THE PROBLEM:
Extract each line containing the string "this".

PROVIDED RECORDS:

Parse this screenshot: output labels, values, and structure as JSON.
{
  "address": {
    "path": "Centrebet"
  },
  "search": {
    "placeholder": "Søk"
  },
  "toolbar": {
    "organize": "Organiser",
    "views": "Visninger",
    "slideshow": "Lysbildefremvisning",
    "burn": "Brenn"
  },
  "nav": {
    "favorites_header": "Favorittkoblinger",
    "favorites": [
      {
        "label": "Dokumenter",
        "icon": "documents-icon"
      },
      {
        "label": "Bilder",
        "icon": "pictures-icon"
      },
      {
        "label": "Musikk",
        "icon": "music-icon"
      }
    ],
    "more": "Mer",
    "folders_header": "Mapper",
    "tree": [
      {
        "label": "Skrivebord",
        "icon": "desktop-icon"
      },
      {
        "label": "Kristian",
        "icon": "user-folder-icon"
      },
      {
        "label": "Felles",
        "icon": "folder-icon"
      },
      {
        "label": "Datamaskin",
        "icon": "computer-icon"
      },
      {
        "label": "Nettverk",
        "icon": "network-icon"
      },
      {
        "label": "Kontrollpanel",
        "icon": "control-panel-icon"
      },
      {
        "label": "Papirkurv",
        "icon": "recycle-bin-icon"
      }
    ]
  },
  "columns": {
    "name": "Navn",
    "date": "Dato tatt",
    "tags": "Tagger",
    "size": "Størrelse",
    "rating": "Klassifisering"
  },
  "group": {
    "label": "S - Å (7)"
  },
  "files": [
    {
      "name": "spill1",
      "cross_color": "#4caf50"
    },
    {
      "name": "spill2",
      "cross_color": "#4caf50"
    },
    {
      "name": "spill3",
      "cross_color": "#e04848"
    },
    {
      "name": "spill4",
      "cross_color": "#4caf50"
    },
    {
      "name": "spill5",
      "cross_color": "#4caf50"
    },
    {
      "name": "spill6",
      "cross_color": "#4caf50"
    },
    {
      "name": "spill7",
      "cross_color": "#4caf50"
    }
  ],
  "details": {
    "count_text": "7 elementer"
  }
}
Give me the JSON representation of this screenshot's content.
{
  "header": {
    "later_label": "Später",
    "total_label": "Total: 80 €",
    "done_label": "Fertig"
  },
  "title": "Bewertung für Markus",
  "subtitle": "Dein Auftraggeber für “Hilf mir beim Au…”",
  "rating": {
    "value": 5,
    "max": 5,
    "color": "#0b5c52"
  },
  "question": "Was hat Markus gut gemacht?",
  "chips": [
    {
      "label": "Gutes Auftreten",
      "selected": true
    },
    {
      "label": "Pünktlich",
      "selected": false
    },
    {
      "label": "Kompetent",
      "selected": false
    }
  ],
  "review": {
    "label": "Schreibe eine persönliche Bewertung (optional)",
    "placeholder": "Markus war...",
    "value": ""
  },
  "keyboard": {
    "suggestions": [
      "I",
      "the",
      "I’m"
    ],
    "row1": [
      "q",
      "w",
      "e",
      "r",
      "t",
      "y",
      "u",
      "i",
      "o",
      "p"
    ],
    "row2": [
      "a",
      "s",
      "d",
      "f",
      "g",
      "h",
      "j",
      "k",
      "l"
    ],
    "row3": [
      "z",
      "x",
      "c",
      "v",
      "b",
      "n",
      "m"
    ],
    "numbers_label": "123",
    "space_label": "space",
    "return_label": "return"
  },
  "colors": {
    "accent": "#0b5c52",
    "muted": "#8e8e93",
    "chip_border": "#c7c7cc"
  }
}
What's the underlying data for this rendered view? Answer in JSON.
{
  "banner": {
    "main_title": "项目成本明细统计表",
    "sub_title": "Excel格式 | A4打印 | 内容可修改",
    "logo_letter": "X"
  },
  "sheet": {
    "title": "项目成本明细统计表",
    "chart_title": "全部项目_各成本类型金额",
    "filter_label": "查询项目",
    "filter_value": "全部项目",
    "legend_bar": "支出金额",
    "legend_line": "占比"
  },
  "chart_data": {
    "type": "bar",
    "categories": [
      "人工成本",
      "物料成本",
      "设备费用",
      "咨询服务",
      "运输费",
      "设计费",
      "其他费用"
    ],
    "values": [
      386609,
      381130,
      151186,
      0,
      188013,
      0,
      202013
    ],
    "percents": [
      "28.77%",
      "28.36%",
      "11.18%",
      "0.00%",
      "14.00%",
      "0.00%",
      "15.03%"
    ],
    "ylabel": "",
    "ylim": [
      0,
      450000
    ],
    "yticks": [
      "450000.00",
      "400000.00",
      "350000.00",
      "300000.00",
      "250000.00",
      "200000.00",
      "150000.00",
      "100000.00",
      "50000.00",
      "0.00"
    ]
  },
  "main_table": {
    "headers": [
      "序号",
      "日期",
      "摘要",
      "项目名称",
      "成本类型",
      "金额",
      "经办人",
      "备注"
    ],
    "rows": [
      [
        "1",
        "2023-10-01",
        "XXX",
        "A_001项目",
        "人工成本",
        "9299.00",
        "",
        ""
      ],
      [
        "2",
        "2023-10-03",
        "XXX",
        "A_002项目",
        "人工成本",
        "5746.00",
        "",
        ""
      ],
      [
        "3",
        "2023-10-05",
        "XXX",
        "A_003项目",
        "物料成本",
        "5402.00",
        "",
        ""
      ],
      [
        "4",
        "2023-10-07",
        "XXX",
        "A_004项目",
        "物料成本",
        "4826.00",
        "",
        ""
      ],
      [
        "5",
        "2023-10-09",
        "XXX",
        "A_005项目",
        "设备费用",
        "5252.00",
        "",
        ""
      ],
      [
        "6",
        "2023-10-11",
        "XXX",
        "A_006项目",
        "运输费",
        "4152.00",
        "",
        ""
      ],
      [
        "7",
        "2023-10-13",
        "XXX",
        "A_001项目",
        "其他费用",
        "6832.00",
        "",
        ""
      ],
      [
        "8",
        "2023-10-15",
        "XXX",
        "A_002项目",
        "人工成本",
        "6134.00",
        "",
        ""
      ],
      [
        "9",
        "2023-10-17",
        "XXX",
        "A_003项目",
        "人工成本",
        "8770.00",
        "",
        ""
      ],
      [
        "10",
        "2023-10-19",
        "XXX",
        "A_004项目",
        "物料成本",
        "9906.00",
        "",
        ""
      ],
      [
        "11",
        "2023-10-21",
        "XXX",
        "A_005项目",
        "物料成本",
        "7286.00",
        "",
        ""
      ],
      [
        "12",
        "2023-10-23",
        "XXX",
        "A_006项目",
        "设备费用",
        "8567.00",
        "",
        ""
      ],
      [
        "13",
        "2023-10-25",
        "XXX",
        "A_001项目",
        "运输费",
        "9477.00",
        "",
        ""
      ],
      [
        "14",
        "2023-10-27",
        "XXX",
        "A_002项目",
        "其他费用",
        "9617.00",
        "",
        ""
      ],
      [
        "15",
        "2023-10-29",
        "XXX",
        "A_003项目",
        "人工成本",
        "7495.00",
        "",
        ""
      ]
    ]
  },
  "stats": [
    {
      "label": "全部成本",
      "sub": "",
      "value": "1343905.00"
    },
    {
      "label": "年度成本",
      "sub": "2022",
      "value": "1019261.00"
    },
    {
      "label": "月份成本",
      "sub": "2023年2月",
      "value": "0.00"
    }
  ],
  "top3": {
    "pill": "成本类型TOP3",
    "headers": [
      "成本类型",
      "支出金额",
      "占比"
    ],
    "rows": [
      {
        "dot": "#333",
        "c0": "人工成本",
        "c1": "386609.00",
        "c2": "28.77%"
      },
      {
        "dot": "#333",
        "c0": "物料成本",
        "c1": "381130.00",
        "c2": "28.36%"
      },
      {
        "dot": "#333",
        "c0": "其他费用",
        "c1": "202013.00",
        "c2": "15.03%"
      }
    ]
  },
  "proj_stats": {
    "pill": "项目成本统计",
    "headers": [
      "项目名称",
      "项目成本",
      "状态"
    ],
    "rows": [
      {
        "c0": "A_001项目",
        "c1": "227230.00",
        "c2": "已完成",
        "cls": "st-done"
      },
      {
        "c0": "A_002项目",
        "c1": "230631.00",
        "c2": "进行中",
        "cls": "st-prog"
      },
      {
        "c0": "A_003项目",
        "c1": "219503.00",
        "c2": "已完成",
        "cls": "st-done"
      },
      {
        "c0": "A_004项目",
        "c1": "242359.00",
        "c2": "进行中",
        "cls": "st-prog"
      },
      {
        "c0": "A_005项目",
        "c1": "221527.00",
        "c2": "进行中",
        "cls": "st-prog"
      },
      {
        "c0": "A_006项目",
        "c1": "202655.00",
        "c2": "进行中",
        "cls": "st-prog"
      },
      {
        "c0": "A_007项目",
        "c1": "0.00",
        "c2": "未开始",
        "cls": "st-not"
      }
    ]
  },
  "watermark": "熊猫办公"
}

EXERCISE RESULT:
Parse this screenshot: output labels, values, and structure as JSON.
Give me the JSON representation of this screenshot's content.
What's the underlying data for this rendered view? Answer in JSON.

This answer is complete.